• DIRECTIVE
Every entry below must be repeated exactly; skip the pictures.

--------------------------------

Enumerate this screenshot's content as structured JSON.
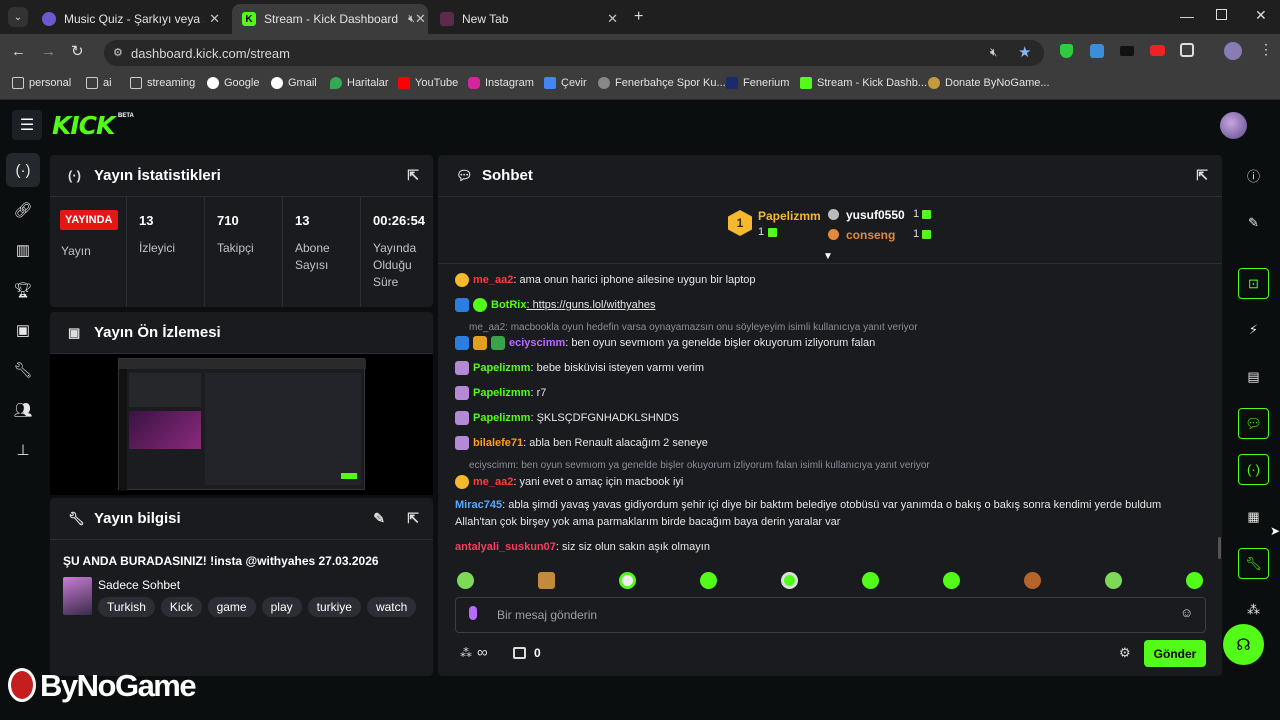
{
  "browser": {
    "tabs": [
      {
        "title": "Music Quiz - Şarkıyı veya sanatç"
      },
      {
        "title": "Stream - Kick Dashboard"
      },
      {
        "title": "New Tab"
      }
    ],
    "url": "dashboard.kick.com/stream",
    "bookmarks": [
      "personal",
      "ai",
      "streaming",
      "Google",
      "Gmail",
      "Haritalar",
      "YouTube",
      "Instagram",
      "Çevir",
      "Fenerbahçe Spor Ku...",
      "Fenerium",
      "Stream - Kick Dashb...",
      "Donate ByNoGame..."
    ]
  },
  "brand": {
    "logo": "KICK",
    "beta": "BETA",
    "accent": "#53fc18"
  },
  "stats": {
    "title": "Yayın İstatistikleri",
    "live_badge": "YAYINDA",
    "live_label": "Yayın",
    "items": [
      {
        "value": "13",
        "label": "İzleyici"
      },
      {
        "value": "710",
        "label": "Takipçi"
      },
      {
        "value": "13",
        "label": "Abone Sayısı"
      },
      {
        "value": "00:26:54",
        "label": "Yayında Olduğu Süre"
      }
    ]
  },
  "preview": {
    "title": "Yayın Ön İzlemesi"
  },
  "info": {
    "title": "Yayın bilgisi",
    "stream_title": "ŞU ANDA BURADASINIZ! !insta @withyahes 27.03.2026",
    "category": "Sadece Sohbet",
    "tags": [
      "Turkish",
      "Kick",
      "game",
      "play",
      "turkiye",
      "watch"
    ]
  },
  "chat": {
    "title": "Sohbet",
    "leaderboard": {
      "first": {
        "name": "Papelizmm",
        "count": "1",
        "rank": "1"
      },
      "second": {
        "name": "yusuf0550",
        "count": "1"
      },
      "third": {
        "name": "conseng",
        "count": "1"
      }
    },
    "messages": [
      {
        "user": "me_aa2",
        "text": ": ama onun harici iphone ailesine uygun bir laptop",
        "color": "#ff3b3b"
      },
      {
        "user": "BotRix",
        "text": ": https://guns.lol/withyahes",
        "color": "#53fc18"
      },
      {
        "reply": "me_aa2: macbookla oyun hedefin varsa oynayamazsın onu söyleyeyim isimli kullanıcıya yanıt veriyor"
      },
      {
        "user": "eciyscimm",
        "text": ": ben oyun sevmıom ya genelde bişler okuyorum izliyorum falan",
        "color": "#b86bff"
      },
      {
        "user": "Papelizmm",
        "text": ": bebe bisküvisi isteyen varmı verim",
        "color": "#53fc18"
      },
      {
        "user": "Papelizmm",
        "text": ": r7",
        "color": "#53fc18"
      },
      {
        "user": "Papelizmm",
        "text": ": ŞKLSÇDFGNHADKLSHNDS",
        "color": "#53fc18"
      },
      {
        "user": "bilalefe71",
        "text": ": abla ben Renault alacağım 2 seneye",
        "color": "#ff9f1a"
      },
      {
        "reply": "eciyscimm: ben oyun sevmıom ya genelde bişler okuyorum izliyorum falan isimli kullanıcıya yanıt veriyor"
      },
      {
        "user": "me_aa2",
        "text": ": yani evet o amaç için macbook iyi",
        "color": "#ff3b3b"
      },
      {
        "user": "Mirac745",
        "text": ": abla şimdi yavaş yavas gidiyordum şehir içi diye bir baktım belediye otobüsü var yanımda o bakış o bakış sonra kendimi yerde buldum",
        "color": "#5aa9ff"
      },
      {
        "cont": "Allah'tan çok birşey yok ama parmaklarım birde bacağım baya derin yaralar var"
      },
      {
        "user": "antalyali_suskun07",
        "text": ": siz siz olun sakın aşık olmayın",
        "color": "#ff3b5c"
      }
    ],
    "input_placeholder": "Bir mesaj gönderin",
    "points": "∞",
    "store_count": "0",
    "send_label": "Gönder"
  },
  "watermark": "ByNoGame"
}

--------------------------------

• WORKED SOLUTION
Enumerate this screenshot's content as structured JSON.
{
  "browser": {
    "tabs": [
      {
        "title": "Music Quiz - Şarkıyı veya sanatç"
      },
      {
        "title": "Stream - Kick Dashboard"
      },
      {
        "title": "New Tab"
      }
    ],
    "url": "dashboard.kick.com/stream",
    "bookmarks": [
      "personal",
      "ai",
      "streaming",
      "Google",
      "Gmail",
      "Haritalar",
      "YouTube",
      "Instagram",
      "Çevir",
      "Fenerbahçe Spor Ku...",
      "Fenerium",
      "Stream - Kick Dashb...",
      "Donate ByNoGame..."
    ]
  },
  "brand": {
    "logo": "KICK",
    "beta": "BETA",
    "accent": "#53fc18"
  },
  "stats": {
    "title": "Yayın İstatistikleri",
    "live_badge": "YAYINDA",
    "live_label": "Yayın",
    "items": [
      {
        "value": "13",
        "label": "İzleyici"
      },
      {
        "value": "710",
        "label": "Takipçi"
      },
      {
        "value": "13",
        "label": "Abone Sayısı"
      },
      {
        "value": "00:26:54",
        "label": "Yayında Olduğu Süre"
      }
    ]
  },
  "preview": {
    "title": "Yayın Ön İzlemesi"
  },
  "info": {
    "title": "Yayın bilgisi",
    "stream_title": "ŞU ANDA BURADASINIZ! !insta @withyahes 27.03.2026",
    "category": "Sadece Sohbet",
    "tags": [
      "Turkish",
      "Kick",
      "game",
      "play",
      "turkiye",
      "watch"
    ]
  },
  "chat": {
    "title": "Sohbet",
    "leaderboard": {
      "first": {
        "name": "Papelizmm",
        "count": "1",
        "rank": "1"
      },
      "second": {
        "name": "yusuf0550",
        "count": "1"
      },
      "third": {
        "name": "conseng",
        "count": "1"
      }
    },
    "messages": [
      {
        "user": "me_aa2",
        "text": ": ama onun harici iphone ailesine uygun bir laptop",
        "color": "#ff3b3b"
      },
      {
        "user": "BotRix",
        "text": ": https://guns.lol/withyahes",
        "color": "#53fc18"
      },
      {
        "reply": "me_aa2: macbookla oyun hedefin varsa oynayamazsın onu söyleyeyim isimli kullanıcıya yanıt veriyor"
      },
      {
        "user": "eciyscimm",
        "text": ": ben oyun sevmıom ya genelde bişler okuyorum izliyorum falan",
        "color": "#b86bff"
      },
      {
        "user": "Papelizmm",
        "text": ": bebe bisküvisi isteyen varmı verim",
        "color": "#53fc18"
      },
      {
        "user": "Papelizmm",
        "text": ": r7",
        "color": "#53fc18"
      },
      {
        "user": "Papelizmm",
        "text": ": ŞKLSÇDFGNHADKLSHNDS",
        "color": "#53fc18"
      },
      {
        "user": "bilalefe71",
        "text": ": abla ben Renault alacağım 2 seneye",
        "color": "#ff9f1a"
      },
      {
        "reply": "eciyscimm: ben oyun sevmıom ya genelde bişler okuyorum izliyorum falan isimli kullanıcıya yanıt veriyor"
      },
      {
        "user": "me_aa2",
        "text": ": yani evet o amaç için macbook iyi",
        "color": "#ff3b3b"
      },
      {
        "user": "Mirac745",
        "text": ": abla şimdi yavaş yavas gidiyordum şehir içi diye bir baktım belediye otobüsü var yanımda o bakış o bakış sonra kendimi yerde buldum",
        "color": "#5aa9ff"
      },
      {
        "cont": "Allah'tan çok birşey yok ama parmaklarım birde bacağım baya derin yaralar var"
      },
      {
        "user": "antalyali_suskun07",
        "text": ": siz siz olun sakın aşık olmayın",
        "color": "#ff3b5c"
      }
    ],
    "input_placeholder": "Bir mesaj gönderin",
    "points": "∞",
    "store_count": "0",
    "send_label": "Gönder"
  },
  "watermark": "ByNoGame"
}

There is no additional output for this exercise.